▶ EXERCISE INSTRUCTIONS:
Copy out each line of the material below with no changes.

(Collected data)
########################################

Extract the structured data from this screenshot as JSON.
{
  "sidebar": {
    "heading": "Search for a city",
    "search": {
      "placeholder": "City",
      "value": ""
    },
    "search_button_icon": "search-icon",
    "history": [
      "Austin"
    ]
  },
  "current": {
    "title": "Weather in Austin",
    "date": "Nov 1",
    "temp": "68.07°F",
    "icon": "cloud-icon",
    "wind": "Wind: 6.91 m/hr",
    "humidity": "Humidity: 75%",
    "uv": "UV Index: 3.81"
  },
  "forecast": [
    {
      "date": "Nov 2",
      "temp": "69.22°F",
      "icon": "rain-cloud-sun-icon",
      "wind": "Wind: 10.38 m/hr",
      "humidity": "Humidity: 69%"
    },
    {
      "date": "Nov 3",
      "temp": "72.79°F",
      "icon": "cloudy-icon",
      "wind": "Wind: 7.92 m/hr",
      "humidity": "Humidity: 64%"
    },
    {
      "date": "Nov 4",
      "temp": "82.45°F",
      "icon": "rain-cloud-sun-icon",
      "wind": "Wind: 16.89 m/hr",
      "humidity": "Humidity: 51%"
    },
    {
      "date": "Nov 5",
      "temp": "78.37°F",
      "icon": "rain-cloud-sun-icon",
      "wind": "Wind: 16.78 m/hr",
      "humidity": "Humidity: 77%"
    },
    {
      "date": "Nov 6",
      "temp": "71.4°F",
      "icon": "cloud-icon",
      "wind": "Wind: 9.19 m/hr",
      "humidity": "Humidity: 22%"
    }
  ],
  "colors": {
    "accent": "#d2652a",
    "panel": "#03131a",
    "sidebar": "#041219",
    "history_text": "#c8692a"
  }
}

########################################

▶ RESULT OF THIS EXERCISE:
Extract the structured data from this screenshot as JSON.
{
  "sidebar": {
    "heading": "Search for a city",
    "search": {
      "placeholder": "City",
      "value": ""
    },
    "search_button_icon": "search-icon",
    "history": [
      "Austin"
    ]
  },
  "current": {
    "title": "Weather in Austin",
    "date": "Nov 1",
    "temp": "68.07°F",
    "icon": "cloud-icon",
    "wind": "Wind: 6.91 m/hr",
    "humidity": "Humidity: 75%",
    "uv": "UV Index: 3.81"
  },
  "forecast": [
    {
      "date": "Nov 2",
      "temp": "69.22°F",
      "icon": "rain-cloud-sun-icon",
      "wind": "Wind: 10.38 m/hr",
      "humidity": "Humidity: 69%"
    },
    {
      "date": "Nov 3",
      "temp": "72.79°F",
      "icon": "cloudy-icon",
      "wind": "Wind: 7.92 m/hr",
      "humidity": "Humidity: 64%"
    },
    {
      "date": "Nov 4",
      "temp": "82.45°F",
      "icon": "rain-cloud-sun-icon",
      "wind": "Wind: 16.89 m/hr",
      "humidity": "Humidity: 51%"
    },
    {
      "date": "Nov 5",
      "temp": "78.37°F",
      "icon": "rain-cloud-sun-icon",
      "wind": "Wind: 16.78 m/hr",
      "humidity": "Humidity: 77%"
    },
    {
      "date": "Nov 6",
      "temp": "71.4°F",
      "icon": "cloud-icon",
      "wind": "Wind: 9.19 m/hr",
      "humidity": "Humidity: 22%"
    }
  ],
  "colors": {
    "accent": "#d2652a",
    "panel": "#03131a",
    "sidebar": "#041219",
    "history_text": "#c8692a"
  }
}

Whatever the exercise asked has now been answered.